STATED PROBLEM -> List, from the lines below, each one with "Cube" in it.

DATA FOR THIS EXERCISE ->
::::::::::

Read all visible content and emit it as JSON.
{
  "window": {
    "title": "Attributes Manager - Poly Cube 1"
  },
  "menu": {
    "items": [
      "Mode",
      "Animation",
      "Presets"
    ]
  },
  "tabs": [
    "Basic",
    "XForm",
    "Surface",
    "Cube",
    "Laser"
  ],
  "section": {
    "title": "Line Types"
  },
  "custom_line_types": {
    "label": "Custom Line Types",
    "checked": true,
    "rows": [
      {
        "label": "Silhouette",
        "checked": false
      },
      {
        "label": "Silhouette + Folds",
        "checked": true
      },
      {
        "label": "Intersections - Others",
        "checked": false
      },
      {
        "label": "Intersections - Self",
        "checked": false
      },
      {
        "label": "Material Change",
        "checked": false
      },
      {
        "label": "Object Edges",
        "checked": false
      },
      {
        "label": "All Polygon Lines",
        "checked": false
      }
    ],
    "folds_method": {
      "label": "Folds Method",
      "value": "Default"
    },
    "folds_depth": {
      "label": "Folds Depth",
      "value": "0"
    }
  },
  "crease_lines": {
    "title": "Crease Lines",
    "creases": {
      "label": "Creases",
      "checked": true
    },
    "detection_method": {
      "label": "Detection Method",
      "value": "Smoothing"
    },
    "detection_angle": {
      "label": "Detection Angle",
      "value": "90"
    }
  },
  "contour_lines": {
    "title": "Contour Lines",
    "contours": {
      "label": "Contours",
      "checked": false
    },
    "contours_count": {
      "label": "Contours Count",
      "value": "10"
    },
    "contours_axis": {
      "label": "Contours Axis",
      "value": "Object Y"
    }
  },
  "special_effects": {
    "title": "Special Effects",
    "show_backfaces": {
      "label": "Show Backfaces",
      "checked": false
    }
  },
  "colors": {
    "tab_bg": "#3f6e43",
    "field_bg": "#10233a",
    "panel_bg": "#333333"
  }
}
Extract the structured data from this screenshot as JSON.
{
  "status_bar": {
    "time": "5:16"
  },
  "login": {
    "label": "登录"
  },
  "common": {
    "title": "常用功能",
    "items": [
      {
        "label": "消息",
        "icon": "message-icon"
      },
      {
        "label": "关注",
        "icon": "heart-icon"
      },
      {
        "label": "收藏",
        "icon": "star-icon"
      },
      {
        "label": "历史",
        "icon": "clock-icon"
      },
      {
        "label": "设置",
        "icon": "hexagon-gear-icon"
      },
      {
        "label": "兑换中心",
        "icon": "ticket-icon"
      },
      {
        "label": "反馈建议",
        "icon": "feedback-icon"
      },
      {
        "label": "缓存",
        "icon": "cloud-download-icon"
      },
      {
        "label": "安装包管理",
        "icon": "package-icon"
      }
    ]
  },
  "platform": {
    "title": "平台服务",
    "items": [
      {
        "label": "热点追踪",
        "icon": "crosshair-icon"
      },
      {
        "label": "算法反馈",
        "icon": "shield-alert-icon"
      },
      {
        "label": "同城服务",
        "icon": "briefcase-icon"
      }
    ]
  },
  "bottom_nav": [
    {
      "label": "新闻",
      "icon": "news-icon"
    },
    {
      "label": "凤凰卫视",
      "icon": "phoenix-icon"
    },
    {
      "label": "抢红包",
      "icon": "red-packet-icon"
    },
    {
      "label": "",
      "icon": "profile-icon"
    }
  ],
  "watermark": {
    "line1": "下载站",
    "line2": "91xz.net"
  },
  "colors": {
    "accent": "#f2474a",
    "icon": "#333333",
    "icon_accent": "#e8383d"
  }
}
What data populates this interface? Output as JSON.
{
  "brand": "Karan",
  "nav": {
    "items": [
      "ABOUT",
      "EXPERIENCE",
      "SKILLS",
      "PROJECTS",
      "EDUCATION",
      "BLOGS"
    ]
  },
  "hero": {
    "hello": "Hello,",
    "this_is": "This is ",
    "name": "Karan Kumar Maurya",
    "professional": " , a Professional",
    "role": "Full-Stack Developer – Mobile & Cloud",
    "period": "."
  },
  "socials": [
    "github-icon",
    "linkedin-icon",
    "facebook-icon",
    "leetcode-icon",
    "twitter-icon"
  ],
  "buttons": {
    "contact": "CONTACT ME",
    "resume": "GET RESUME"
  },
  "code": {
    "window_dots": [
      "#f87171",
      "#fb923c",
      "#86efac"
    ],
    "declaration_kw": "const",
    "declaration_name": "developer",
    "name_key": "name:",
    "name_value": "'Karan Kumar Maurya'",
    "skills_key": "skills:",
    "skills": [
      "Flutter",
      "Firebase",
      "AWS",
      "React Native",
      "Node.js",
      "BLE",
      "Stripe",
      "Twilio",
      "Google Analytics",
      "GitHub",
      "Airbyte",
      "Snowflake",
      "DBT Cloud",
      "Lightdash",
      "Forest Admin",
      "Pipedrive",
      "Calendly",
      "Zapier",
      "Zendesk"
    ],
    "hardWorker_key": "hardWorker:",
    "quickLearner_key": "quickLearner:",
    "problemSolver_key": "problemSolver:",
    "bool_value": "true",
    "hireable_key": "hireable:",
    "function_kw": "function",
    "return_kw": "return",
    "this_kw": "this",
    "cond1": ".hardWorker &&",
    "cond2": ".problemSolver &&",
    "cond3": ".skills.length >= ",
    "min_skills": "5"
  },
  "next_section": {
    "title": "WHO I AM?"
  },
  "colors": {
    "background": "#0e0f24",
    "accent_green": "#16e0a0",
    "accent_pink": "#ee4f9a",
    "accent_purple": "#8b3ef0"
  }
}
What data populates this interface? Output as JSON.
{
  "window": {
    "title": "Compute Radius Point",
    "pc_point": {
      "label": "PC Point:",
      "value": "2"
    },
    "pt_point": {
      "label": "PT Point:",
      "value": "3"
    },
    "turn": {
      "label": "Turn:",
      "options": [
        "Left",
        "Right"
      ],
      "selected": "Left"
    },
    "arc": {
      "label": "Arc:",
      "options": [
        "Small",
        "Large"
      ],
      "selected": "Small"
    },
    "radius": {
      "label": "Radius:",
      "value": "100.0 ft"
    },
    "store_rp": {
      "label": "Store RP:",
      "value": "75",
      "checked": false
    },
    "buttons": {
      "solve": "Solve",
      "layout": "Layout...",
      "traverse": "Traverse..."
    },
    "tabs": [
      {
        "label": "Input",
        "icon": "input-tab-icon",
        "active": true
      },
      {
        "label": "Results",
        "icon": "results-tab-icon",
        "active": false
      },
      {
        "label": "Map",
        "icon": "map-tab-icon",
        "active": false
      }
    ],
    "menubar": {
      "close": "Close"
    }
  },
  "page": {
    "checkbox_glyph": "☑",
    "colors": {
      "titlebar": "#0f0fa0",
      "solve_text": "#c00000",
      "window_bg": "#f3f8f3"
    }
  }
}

::::::::::

FULL SOLUTION ->
    "title": "Attributes Manager - Poly Cube 1"
    "Cube",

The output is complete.